(Data records)
* * * * * * *
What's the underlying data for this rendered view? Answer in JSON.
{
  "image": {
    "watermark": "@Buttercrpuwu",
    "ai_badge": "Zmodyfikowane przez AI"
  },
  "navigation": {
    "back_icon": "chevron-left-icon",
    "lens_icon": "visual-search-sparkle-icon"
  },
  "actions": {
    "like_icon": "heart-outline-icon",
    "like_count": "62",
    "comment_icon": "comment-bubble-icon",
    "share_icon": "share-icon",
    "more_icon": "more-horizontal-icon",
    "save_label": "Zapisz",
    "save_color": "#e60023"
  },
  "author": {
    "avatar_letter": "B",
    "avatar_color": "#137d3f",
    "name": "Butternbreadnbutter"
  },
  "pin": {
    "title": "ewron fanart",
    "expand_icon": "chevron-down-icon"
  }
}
* * * * * * *
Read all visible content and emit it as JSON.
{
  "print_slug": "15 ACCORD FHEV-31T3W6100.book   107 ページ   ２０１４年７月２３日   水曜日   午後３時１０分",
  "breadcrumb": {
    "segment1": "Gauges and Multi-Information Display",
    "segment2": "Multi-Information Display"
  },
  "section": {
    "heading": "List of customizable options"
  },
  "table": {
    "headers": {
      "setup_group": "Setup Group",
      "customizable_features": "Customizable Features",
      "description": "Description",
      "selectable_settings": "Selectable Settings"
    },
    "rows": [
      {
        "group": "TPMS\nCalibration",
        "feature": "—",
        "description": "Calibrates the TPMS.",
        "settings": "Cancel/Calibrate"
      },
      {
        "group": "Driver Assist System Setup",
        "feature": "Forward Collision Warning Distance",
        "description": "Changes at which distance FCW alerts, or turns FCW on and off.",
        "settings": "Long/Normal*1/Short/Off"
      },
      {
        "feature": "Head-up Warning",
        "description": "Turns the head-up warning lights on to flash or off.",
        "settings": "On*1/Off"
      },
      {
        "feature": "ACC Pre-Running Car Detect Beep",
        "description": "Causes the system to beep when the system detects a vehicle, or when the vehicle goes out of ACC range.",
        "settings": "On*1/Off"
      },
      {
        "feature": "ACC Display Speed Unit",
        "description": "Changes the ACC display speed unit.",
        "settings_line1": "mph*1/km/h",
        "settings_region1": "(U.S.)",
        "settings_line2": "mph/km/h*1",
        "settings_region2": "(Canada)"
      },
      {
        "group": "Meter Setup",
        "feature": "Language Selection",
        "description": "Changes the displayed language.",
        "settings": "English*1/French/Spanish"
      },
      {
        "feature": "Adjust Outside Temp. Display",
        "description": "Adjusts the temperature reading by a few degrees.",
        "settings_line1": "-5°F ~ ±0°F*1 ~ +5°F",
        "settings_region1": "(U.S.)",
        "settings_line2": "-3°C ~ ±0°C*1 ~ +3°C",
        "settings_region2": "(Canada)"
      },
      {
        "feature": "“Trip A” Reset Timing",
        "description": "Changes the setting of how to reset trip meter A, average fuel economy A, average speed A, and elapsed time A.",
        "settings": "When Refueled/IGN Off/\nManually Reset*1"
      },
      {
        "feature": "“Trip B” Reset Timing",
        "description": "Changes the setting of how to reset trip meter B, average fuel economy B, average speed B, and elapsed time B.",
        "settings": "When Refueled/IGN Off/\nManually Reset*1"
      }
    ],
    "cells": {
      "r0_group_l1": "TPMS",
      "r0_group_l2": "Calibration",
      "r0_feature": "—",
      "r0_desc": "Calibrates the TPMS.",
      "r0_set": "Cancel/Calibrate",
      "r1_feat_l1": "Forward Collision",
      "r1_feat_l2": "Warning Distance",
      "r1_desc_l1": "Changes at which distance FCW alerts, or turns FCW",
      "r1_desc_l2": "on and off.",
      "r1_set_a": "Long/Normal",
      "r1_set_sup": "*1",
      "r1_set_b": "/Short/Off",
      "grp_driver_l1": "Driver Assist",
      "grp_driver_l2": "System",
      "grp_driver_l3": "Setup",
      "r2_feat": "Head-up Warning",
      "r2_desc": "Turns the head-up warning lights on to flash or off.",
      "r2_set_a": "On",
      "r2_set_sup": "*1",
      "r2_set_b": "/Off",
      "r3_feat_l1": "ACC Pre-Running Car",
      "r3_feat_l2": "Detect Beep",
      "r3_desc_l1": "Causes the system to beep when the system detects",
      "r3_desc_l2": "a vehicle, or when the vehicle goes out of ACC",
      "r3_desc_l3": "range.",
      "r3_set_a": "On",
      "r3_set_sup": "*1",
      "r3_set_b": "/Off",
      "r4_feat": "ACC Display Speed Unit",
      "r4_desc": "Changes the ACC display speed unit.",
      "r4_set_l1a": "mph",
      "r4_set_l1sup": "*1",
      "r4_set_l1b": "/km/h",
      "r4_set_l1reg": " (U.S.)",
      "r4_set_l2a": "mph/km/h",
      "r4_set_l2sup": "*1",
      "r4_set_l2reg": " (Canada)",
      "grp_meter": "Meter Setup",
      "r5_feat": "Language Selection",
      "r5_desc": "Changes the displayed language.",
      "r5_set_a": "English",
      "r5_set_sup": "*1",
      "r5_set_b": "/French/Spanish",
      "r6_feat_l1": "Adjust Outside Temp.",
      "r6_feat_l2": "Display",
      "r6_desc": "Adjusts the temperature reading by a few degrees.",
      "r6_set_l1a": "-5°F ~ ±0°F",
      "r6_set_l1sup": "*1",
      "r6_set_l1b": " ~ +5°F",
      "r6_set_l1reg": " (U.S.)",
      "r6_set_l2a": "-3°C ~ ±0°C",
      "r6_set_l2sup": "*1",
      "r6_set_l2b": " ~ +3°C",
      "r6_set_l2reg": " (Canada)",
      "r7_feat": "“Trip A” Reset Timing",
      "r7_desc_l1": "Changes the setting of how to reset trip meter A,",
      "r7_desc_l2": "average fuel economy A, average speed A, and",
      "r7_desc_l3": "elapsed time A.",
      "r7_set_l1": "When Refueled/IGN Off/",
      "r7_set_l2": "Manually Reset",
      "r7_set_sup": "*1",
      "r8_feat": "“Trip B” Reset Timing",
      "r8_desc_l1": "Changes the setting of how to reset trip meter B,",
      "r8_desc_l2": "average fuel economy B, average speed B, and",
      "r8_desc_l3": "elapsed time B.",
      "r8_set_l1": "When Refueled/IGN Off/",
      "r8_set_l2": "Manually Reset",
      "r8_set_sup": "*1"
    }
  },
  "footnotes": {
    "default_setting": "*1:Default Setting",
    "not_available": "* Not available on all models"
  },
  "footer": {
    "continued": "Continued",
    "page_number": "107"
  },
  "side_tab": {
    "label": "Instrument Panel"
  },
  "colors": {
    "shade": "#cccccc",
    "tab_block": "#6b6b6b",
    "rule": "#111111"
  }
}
* * * * * * *
EXERCISE GOAL —
Write down every line of the data above that includes the string "Outside".

CORRECT RESPONSE —
        "feature": "Adjust Outside Temp. Display",
      "r6_feat_l1": "Adjust Outside Temp.",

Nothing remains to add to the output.